> TEXTE FOURNI:
# # # #

Installée à Oxford depuis 2010 pour poursuivre des études de théologie, Ingrid Betancourt, qui fut l'otage des Farc durant six ans avant sa libération en 2008, revient avec un premier roman intitulé La Ligne bleue. Un roman sur fond de dictature argentine qui suit le destin de Julia, une militante dont l'existence, à l'instar de celle d'Ingrid Betancourt, est bouleversée par l'Histoire. L'ex-otage a accordé de nombreuses interviews pour défendre son livre et a récemment révélé son bonheur de voir sa fille Mélanie se marier bientôt. Car depuis sa libération, sa fille et son fils sont ses uniques priorités.
L'insupportable parenthèse
En 2002, la candidate verte à l'élection présidentielle colombienne est enlevée par les Forces armées révolutionnaires de Colombie (Farc). Ses enfants, Mélanie et Lorenzo, dont le père est son premier mari, Fabrice Delloye, dont elle a divorcé en 1990, sont âgés d'à peine 16 et 13 ans. Les retrouvailles sont évidemment compliquées. "J'avais raté six ans de leur vie, à une époque charnière de leur construction, raconte l'intéressée dans le grand portrait que lui consacre Libération, ce 24 juin. Je ne voulais pas rater cette chance que j'avais de les récupérer. Il m'a fallu reconstituer ce qui s'était passé en mon absence, déchiffrer leurs réactions." Très sollicitée après son retour en France, Ingrid Betancourt dit non à tout et décide de se concentrer sur Mélanie et Lorenzo : "J'étais sincèrement désolée, mais ma priorité était mes enfants, explique Betancourt dans Version Femina. J'ai été beaucoup critiquée. Que j'étais égoïste, que je ne me souciais pas des autres. Ça été dur."

# # # #

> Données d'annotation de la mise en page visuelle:
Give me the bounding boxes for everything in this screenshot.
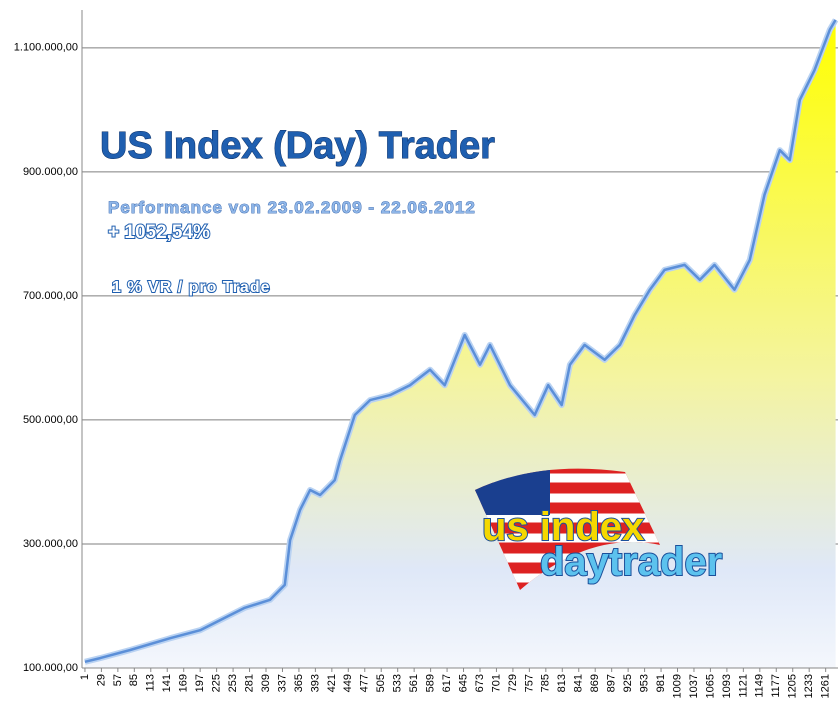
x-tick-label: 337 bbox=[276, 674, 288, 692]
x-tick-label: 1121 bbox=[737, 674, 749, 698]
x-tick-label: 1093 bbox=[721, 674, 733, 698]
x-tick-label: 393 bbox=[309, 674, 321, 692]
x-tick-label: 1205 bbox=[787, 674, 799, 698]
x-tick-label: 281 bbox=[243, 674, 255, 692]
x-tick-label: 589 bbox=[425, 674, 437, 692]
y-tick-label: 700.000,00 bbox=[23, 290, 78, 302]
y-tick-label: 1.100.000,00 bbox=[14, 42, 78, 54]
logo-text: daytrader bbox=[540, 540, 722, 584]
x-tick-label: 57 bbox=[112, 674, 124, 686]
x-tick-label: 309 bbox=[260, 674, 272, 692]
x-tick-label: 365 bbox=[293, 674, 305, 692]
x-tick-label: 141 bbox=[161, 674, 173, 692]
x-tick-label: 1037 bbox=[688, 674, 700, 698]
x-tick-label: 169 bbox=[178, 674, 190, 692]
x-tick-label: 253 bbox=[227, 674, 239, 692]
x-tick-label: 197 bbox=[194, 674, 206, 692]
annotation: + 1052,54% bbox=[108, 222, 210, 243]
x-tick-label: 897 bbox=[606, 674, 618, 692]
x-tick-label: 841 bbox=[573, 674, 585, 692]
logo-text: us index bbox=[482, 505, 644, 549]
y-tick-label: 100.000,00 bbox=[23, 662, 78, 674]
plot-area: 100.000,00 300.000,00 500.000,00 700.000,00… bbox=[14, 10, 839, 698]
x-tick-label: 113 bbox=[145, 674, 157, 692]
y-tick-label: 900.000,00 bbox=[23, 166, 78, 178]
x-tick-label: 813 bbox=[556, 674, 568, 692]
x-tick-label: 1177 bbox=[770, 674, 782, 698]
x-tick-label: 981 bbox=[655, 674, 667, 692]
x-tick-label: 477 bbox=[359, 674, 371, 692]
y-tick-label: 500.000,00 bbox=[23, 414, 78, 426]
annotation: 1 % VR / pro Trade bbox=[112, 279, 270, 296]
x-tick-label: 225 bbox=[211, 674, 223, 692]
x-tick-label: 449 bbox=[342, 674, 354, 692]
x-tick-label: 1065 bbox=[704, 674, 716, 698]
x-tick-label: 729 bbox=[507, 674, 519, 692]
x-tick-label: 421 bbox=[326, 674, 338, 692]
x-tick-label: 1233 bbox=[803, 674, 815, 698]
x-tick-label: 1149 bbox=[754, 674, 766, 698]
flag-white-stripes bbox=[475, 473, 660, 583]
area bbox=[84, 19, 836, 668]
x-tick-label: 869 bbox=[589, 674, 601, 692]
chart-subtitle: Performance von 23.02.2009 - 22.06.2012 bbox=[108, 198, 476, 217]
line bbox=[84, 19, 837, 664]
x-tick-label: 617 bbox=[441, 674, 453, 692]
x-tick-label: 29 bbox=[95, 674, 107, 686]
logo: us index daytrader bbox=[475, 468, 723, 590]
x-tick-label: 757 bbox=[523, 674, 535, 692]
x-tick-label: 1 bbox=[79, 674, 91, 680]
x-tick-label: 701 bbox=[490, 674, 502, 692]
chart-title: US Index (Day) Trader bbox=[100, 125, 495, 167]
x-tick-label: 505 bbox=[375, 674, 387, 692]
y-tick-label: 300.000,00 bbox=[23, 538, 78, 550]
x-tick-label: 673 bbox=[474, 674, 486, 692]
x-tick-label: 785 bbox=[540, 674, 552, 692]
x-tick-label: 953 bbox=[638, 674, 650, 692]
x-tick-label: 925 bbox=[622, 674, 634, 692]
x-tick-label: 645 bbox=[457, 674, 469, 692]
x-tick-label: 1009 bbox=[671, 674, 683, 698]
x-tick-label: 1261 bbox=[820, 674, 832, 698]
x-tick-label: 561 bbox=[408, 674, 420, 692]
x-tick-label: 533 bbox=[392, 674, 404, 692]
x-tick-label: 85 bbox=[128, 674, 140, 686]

# # # #

> CONSIGNES:
1) Recopiez fidèlement le passage du texte sur Ingrid Betancourt compris entre "Installée à Oxford" et "ses uniques priorités.", bornes incluses.
2) Dressez la liste de toutes les personnes, réelles ou fictives, désignées par leur prénom ou leur nom dans le texte sur Ingrid Betancourt.
3) D'après le texte sur Ingrid Betancourt, en quelle année celle-ci a-t-elle été enlevée par les Farc ?
Les entrées n'ont aucun lien avec le texte sur Ingrid Betancourt.

> RÉPONSES DANS L'ORDRE:
1)
Installée à Oxford depuis 2010 pour poursuivre des études de théologie, Ingrid Betancourt, qui fut l'otage des Farc durant six ans avant sa libération en 2008, revient avec un premier roman intitulé La Ligne bleue. Un roman sur fond de dictature argentine qui suit le destin de Julia, une militante dont l'existence, à l'instar de celle d'Ingrid Betancourt, est bouleversée par l'Histoire. L'ex-otage a accordé de nombreuses interviews pour défendre son livre et a récemment révélé son bonheur de voir sa fille Mélanie se marier bientôt. Car depuis sa libération, sa fille et son fils sont ses uniques priorités.

2) Ingrid Betancourt, Julia, Mélanie, Lorenzo, Fabrice Delloye

3) En 2002.